Not at C:\STUFF\BIN.MKS\python.exe
Found C:\PROGRAM FILES\PYTHON\python.exe
PATH start C:\WINDOWS;C:\WINDOWS;C:\WINDOWS\COMMAND;C:\STUFF\BIN.MKS;
C:\PROGRAM FILES\PYTHON
PATH unchanged
PYTHONPATH start:
C:\PP2ndEd\examples\Part3;C:\PP2ndEd\examples\Part2;C:\PP2ndEd\examples\
Part2\Gui;C:\PP2ndEd\examples
Exists C:\PP2ndEd\examples\Part3
Exists C:\PP2ndEd\examples\Part2
Exists C:\PP2ndEd\examples\Part2\Gui
Exists C:\PP2ndEd\examples
PYTHONPATH unchanged
Spawning: C:\PP2ndEd\examples\PyDemos.pyw

And finally, here is the trace output of a launch on my Linux system; because Launcher is written with portable Python code and library calls, environment configuration and directory searches work just as well there:

[mark@toy ~/PP2ndEd/examples]$ unsetenv PYTHONPATH
[mark@toy ~/PP2ndEd/examples]$ python Launcher.py
/home/mark/PP2ndEd/examples . / :
starting on linux2...
────
**PROBLEM A:** Reproduce the records verbatim, beginning with their first line and stopping after the line that contains "table-header: تاریخ نیاز: [9, 362, 129, 384]".

**TASK INPUTS:**
────
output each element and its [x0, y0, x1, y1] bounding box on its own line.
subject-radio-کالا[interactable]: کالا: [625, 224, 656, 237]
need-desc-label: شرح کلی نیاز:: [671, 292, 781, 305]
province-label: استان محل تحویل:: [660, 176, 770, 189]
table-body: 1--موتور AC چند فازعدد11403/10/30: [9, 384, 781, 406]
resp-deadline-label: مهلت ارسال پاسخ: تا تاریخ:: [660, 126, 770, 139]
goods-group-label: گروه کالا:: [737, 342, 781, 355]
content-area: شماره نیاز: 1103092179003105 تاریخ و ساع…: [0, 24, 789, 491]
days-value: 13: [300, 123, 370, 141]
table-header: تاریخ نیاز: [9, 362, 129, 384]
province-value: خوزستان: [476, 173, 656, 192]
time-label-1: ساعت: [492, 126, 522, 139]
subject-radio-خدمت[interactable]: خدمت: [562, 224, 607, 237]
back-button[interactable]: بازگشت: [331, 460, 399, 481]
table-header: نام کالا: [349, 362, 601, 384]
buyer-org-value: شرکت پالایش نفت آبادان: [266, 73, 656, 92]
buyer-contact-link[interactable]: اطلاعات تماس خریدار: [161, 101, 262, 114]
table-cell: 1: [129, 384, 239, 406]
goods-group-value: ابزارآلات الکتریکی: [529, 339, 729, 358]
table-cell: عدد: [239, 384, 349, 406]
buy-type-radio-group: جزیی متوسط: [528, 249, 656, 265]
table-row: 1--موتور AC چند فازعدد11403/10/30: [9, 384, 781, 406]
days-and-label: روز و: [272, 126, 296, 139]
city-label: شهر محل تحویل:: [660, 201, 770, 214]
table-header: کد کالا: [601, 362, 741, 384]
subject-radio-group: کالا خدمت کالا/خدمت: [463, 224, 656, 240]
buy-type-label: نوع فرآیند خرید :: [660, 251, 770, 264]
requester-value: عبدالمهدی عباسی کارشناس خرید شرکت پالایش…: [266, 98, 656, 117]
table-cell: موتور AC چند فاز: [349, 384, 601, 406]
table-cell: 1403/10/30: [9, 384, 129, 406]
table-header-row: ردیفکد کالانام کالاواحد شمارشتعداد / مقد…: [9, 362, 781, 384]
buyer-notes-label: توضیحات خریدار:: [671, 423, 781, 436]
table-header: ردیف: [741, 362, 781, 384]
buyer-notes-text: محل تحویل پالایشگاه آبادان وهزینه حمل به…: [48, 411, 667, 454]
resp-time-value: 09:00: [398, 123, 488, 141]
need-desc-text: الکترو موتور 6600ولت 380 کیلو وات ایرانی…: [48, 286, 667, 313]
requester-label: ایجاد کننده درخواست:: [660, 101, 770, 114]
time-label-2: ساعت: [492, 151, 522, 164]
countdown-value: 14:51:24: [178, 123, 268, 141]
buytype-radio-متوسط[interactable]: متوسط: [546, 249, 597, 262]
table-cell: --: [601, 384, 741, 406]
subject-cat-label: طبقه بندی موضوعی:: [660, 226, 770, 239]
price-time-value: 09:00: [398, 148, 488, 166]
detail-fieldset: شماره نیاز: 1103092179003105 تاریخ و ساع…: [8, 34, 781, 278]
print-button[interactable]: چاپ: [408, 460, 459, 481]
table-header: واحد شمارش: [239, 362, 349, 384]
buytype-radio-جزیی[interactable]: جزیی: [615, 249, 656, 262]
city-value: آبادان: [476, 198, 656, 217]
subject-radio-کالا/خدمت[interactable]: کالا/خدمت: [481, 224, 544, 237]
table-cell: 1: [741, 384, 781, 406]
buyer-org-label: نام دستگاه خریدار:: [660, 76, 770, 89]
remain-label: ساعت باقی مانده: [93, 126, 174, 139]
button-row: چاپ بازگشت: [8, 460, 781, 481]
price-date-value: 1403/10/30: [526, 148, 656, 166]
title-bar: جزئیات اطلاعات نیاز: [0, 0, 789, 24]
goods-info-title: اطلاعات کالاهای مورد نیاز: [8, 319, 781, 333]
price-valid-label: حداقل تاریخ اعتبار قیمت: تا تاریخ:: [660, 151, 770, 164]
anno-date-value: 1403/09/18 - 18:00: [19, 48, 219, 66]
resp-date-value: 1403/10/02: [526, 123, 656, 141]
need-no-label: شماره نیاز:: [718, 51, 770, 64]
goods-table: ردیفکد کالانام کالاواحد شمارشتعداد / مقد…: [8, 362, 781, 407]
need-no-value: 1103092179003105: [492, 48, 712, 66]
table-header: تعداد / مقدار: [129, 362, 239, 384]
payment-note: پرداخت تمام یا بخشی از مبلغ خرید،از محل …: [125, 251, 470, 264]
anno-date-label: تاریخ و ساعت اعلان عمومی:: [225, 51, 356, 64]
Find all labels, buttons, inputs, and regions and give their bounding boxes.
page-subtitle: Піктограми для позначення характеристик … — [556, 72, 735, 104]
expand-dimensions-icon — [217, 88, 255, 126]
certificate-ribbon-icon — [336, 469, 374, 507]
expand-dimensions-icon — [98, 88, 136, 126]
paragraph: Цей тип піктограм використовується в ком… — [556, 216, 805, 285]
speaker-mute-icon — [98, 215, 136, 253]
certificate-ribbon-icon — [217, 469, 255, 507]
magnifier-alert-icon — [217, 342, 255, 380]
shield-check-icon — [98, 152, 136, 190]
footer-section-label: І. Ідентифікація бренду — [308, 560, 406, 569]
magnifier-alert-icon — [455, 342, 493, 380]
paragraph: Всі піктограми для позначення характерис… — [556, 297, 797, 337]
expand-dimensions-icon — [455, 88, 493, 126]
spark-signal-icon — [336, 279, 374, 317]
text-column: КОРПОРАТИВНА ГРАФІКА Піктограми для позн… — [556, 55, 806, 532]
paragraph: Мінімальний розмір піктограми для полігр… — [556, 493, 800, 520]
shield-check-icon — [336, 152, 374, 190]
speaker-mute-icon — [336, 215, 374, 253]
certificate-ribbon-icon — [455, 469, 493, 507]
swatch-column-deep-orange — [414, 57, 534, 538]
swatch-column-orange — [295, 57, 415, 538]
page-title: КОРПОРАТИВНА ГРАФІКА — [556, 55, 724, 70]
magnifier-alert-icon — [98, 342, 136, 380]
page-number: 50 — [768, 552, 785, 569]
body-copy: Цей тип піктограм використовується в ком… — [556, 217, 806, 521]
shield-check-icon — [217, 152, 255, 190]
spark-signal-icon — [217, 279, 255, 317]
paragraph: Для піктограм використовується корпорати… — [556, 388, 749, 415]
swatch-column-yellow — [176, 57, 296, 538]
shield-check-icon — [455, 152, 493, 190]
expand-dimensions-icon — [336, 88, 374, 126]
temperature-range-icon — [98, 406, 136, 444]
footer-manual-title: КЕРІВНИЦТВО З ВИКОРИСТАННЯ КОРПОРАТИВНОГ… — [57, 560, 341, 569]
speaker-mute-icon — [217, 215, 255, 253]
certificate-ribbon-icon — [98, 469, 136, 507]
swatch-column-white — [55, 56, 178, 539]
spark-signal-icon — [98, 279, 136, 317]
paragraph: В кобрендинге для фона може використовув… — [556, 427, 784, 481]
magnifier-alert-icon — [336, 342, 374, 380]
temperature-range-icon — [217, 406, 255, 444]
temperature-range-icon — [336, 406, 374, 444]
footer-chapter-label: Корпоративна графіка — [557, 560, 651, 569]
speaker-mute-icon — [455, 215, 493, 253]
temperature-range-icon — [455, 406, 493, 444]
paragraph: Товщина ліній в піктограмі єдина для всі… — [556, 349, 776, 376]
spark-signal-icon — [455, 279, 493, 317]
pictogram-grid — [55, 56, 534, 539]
────
**PROBLEM B:** In the launcher trace, at what location was python.exe found?

**OUTPUT A:**
output each element and its [x0, y0, x1, y1] bounding box on its own line.
subject-radio-کالا[interactable]: کالا: [625, 224, 656, 237]
need-desc-label: شرح کلی نیاز:: [671, 292, 781, 305]
province-label: استان محل تحویل:: [660, 176, 770, 189]
table-body: 1--موتور AC چند فازعدد11403/10/30: [9, 384, 781, 406]
resp-deadline-label: مهلت ارسال پاسخ: تا تاریخ:: [660, 126, 770, 139]
goods-group-label: گروه کالا:: [737, 342, 781, 355]
content-area: شماره نیاز: 1103092179003105 تاریخ و ساع…: [0, 24, 789, 491]
days-value: 13: [300, 123, 370, 141]
table-header: تاریخ نیاز: [9, 362, 129, 384]

**OUTPUT B:** C:\PROGRAM FILES\PYTHON\python.exe